#### INPUT

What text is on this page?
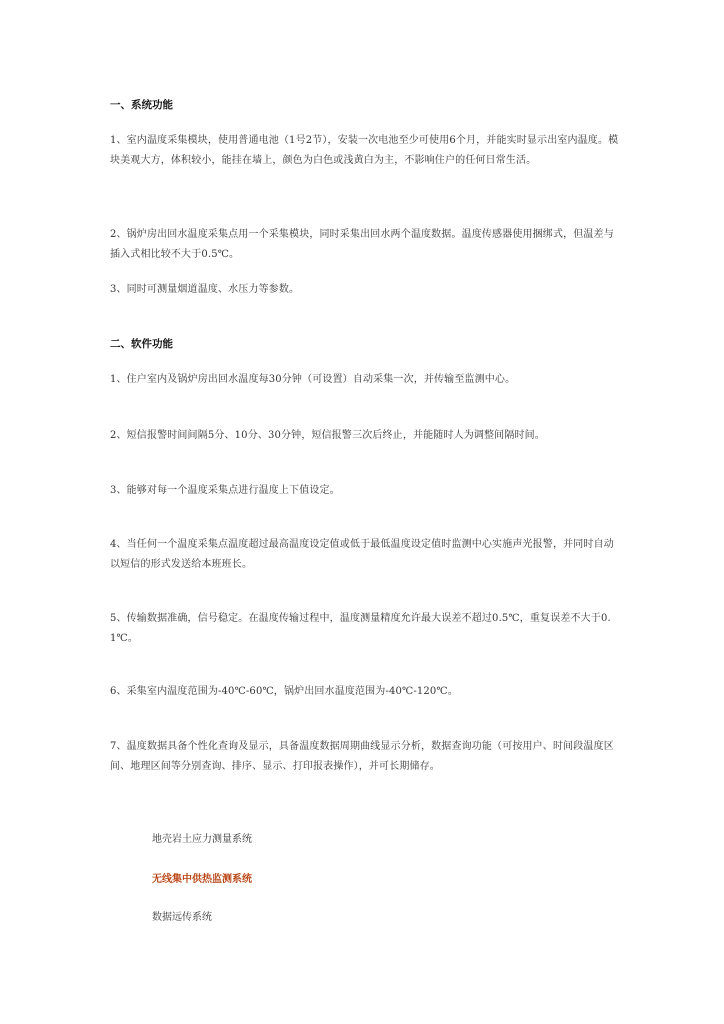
一、系统功能
1、室内温度采集模块，使用普通电池（1号2节），安装一次电池至少可使用6个月，并能实时显示出室内温度。模块美观大方，体积较小，能挂在墙上，颜色为白色或浅黄白为主，不影响住户的任何日常生活。
2、锅炉房出回水温度采集点用一个采集模块，同时采集出回水两个温度数据。温度传感器使用捆绑式，但温差与插入式相比较不大于0.5℃。
3、同时可测量烟道温度、水压力等参数。
二、软件功能
1、住户室内及锅炉房出回水温度每30分钟（可设置）自动采集一次，并传输至监测中心。
2、短信报警时间间隔5分、10分、30分钟，短信报警三次后终止，并能随时人为调整间隔时间。
3、能够对每一个温度采集点进行温度上下值设定。
4、当任何一个温度采集点温度超过最高温度设定值或低于最低温度设定值时监测中心实施声光报警，并同时自动以短信的形式发送给本班班长。
5、传输数据准确，信号稳定。在温度传输过程中，温度测量精度允许最大误差不超过0.5℃，重复误差不大于0.1℃。
6、采集室内温度范围为-40℃-60℃，锅炉出回水温度范围为-40℃-120℃。
7、温度数据具备个性化查询及显示，具备温度数据周期曲线显示分析，数据查询功能（可按用户、时间段温度区间、地理区间等分别查询、排序、显示、打印报表操作），并可长期储存。
地壳岩土应力测量系统
无线集中供热监测系统
数据远传系统
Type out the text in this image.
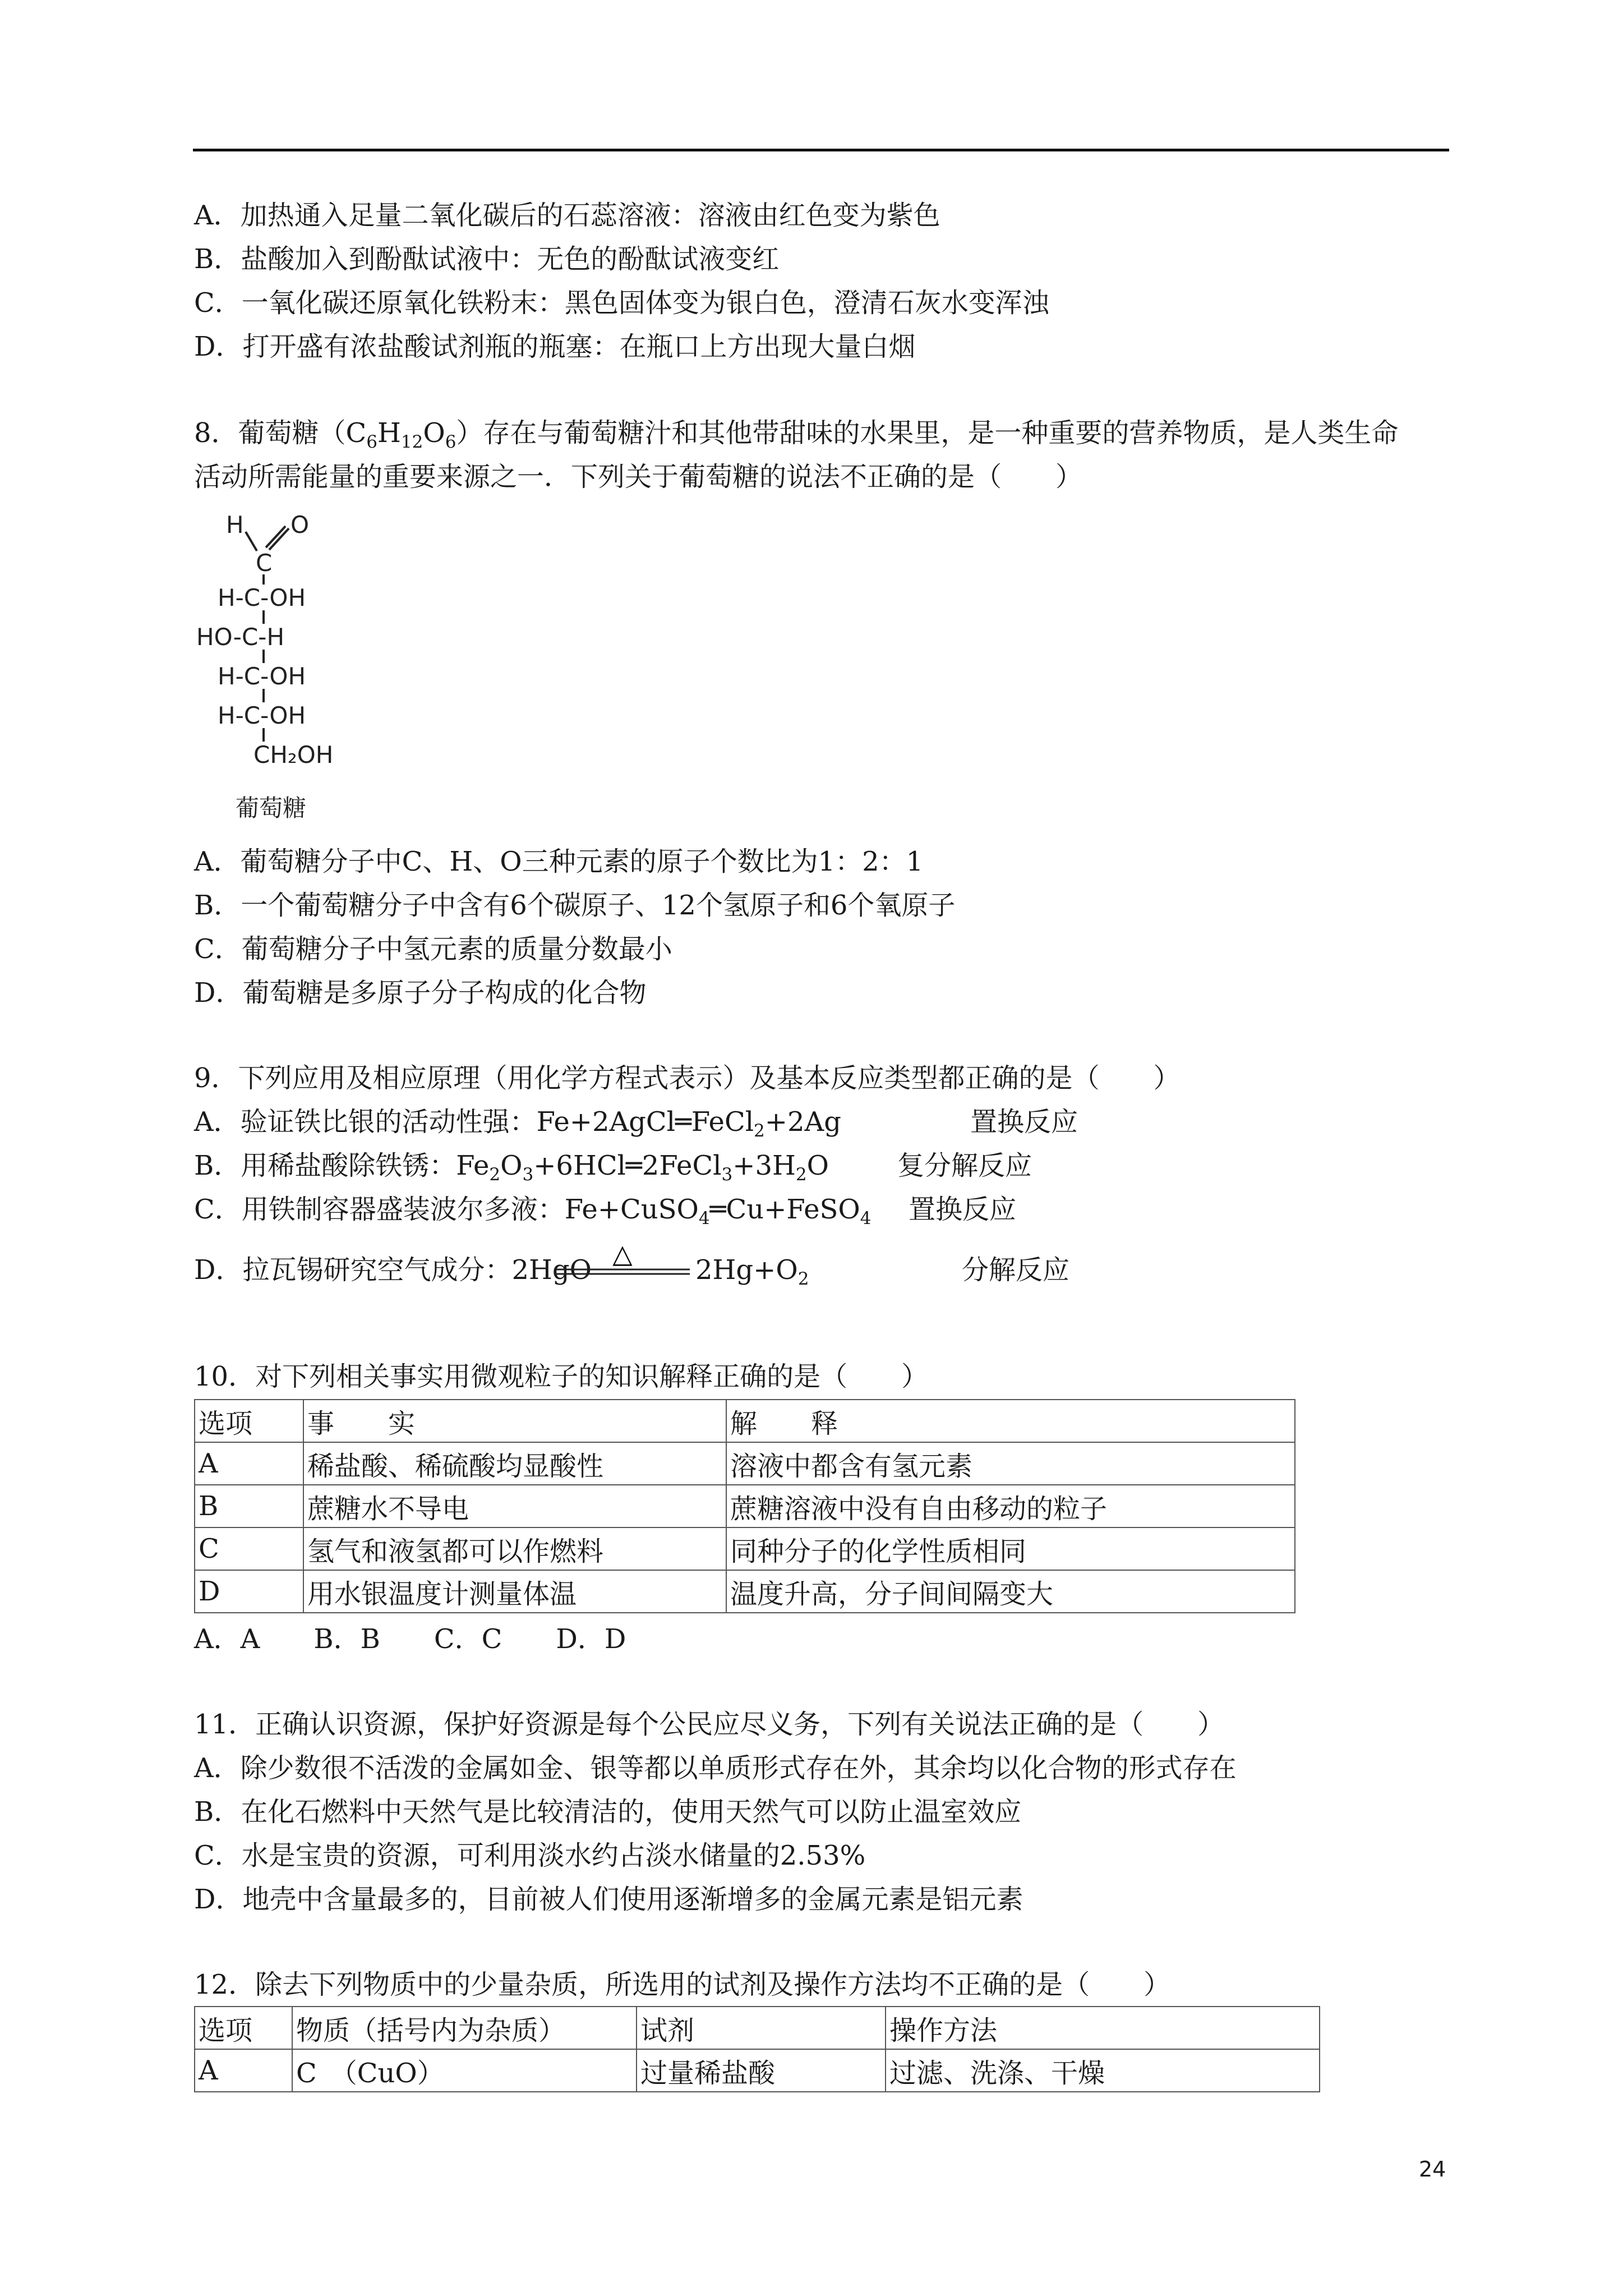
A．加热通入足量二氧化碳后的石蕊溶液：溶液由红色变为紫色
B．盐酸加入到酚酞试液中：无色的酚酞试液变红
C．一氧化碳还原氧化铁粉末：黑色固体变为银白色，澄清石灰水变浑浊
D．打开盛有浓盐酸试剂瓶的瓶塞：在瓶口上方出现大量白烟
8．葡萄糖$(C_6H_{12}O_6)$存在与葡萄糖汁和其他带甜味的水果里，是一种重要的营养物质，是人类生命
活动所需能量的重要来源之一．下列关于葡萄糖的说法不正确的是（　　）
H O
C
H-C-OH
HO-C-H
H-C-OH
H-C-OH
CH₂OH
葡萄糖
A．葡萄糖分子中C、H、O三种元素的原子个数比为1：2：1
B．一个葡萄糖分子中含有6个碳原子、12个氢原子和6个氧原子
C．葡萄糖分子中氢元素的质量分数最小
D．葡萄糖是多原子分子构成的化合物
9．下列应用及相应原理（用化学方程式表示）及基本反应类型都正确的是（　　）
A．验证铁比银的活动性强：Fe+2AgCl═FeCl$_2$+2Ag	置换反应
B．用稀盐酸除铁锈：$Fe_2O_3+6HCl═2FeCl_3+3H_2O$	复分解反应
C．用铁制容器盛装波尔多液：Fe+CuSO$_4$═Cu+FeSO$_4$ 置换反应
D．拉瓦锡研究空气成分：2HgO
△
$2Hg+O_2$	分解反应
10．对下列相关事实用微观粒子的知识解释正确的是（　　）
选项	事　　实	解　　释
A	稀盐酸、稀硫酸均显酸性	溶液中都含有氢元素
B	蔗糖水不导电	蔗糖溶液中没有自由移动的粒子
C	氢气和液氢都可以作燃料	同种分子的化学性质相同
D	用水银温度计测量体温	温度升高，分子间间隔变大
A．A　　B．B　　C．C　　D．D
11．正确认识资源，保护好资源是每个公民应尽义务，下列有关说法正确的是（　　）
A．除少数很不活泼的金属如金、银等都以单质形式存在外，其余均以化合物的形式存在
B．在化石燃料中天然气是比较清洁的，使用天然气可以防止温室效应
C．水是宝贵的资源，可利用淡水约占淡水储量的2.53%
D．地壳中含量最多的，目前被人们使用逐渐增多的金属元素是铝元素
12．除去下列物质中的少量杂质，所选用的试剂及操作方法均不正确的是（　　）
选项	物质（括号内为杂质）	试剂	操作方法
A	C　（CuO）	过量稀盐酸	过滤、洗涤、干燥
24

########

_SHORT PROBLEM_: Your output should consist solely of the lines from the line containing "Type out the text in this image." through the end of the data above, copied exactly, with images removed.

_EXPECTED ANSWER_:
Type out the text in this image.
A．加热通入足量二氧化碳后的石蕊溶液：溶液由红色变为紫色
B．盐酸加入到酚酞试液中：无色的酚酞试液变红
C．一氧化碳还原氧化铁粉末：黑色固体变为银白色，澄清石灰水变浑浊
D．打开盛有浓盐酸试剂瓶的瓶塞：在瓶口上方出现大量白烟
8．葡萄糖$(C_6H_{12}O_6)$存在与葡萄糖汁和其他带甜味的水果里，是一种重要的营养物质，是人类生命
活动所需能量的重要来源之一．下列关于葡萄糖的说法不正确的是（　　）
H O
C
H-C-OH
HO-C-H
H-C-OH
H-C-OH
CH₂OH
葡萄糖
A．葡萄糖分子中C、H、O三种元素的原子个数比为1：2：1
B．一个葡萄糖分子中含有6个碳原子、12个氢原子和6个氧原子
C．葡萄糖分子中氢元素的质量分数最小
D．葡萄糖是多原子分子构成的化合物
9．下列应用及相应原理（用化学方程式表示）及基本反应类型都正确的是（　　）
A．验证铁比银的活动性强：Fe+2AgCl═FeCl$_2$+2Ag	置换反应
B．用稀盐酸除铁锈：$Fe_2O_3+6HCl═2FeCl_3+3H_2O$	复分解反应
C．用铁制容器盛装波尔多液：Fe+CuSO$_4$═Cu+FeSO$_4$ 置换反应
D．拉瓦锡研究空气成分：2HgO
△
$2Hg+O_2$	分解反应
10．对下列相关事实用微观粒子的知识解释正确的是（　　）
选项	事　　实	解　　释
A	稀盐酸、稀硫酸均显酸性	溶液中都含有氢元素
B	蔗糖水不导电	蔗糖溶液中没有自由移动的粒子
C	氢气和液氢都可以作燃料	同种分子的化学性质相同
D	用水银温度计测量体温	温度升高，分子间间隔变大
A．A　　B．B　　C．C　　D．D
11．正确认识资源，保护好资源是每个公民应尽义务，下列有关说法正确的是（　　）
A．除少数很不活泼的金属如金、银等都以单质形式存在外，其余均以化合物的形式存在
B．在化石燃料中天然气是比较清洁的，使用天然气可以防止温室效应
C．水是宝贵的资源，可利用淡水约占淡水储量的2.53%
D．地壳中含量最多的，目前被人们使用逐渐增多的金属元素是铝元素
12．除去下列物质中的少量杂质，所选用的试剂及操作方法均不正确的是（　　）
选项	物质（括号内为杂质）	试剂	操作方法
A	C　（CuO）	过量稀盐酸	过滤、洗涤、干燥
24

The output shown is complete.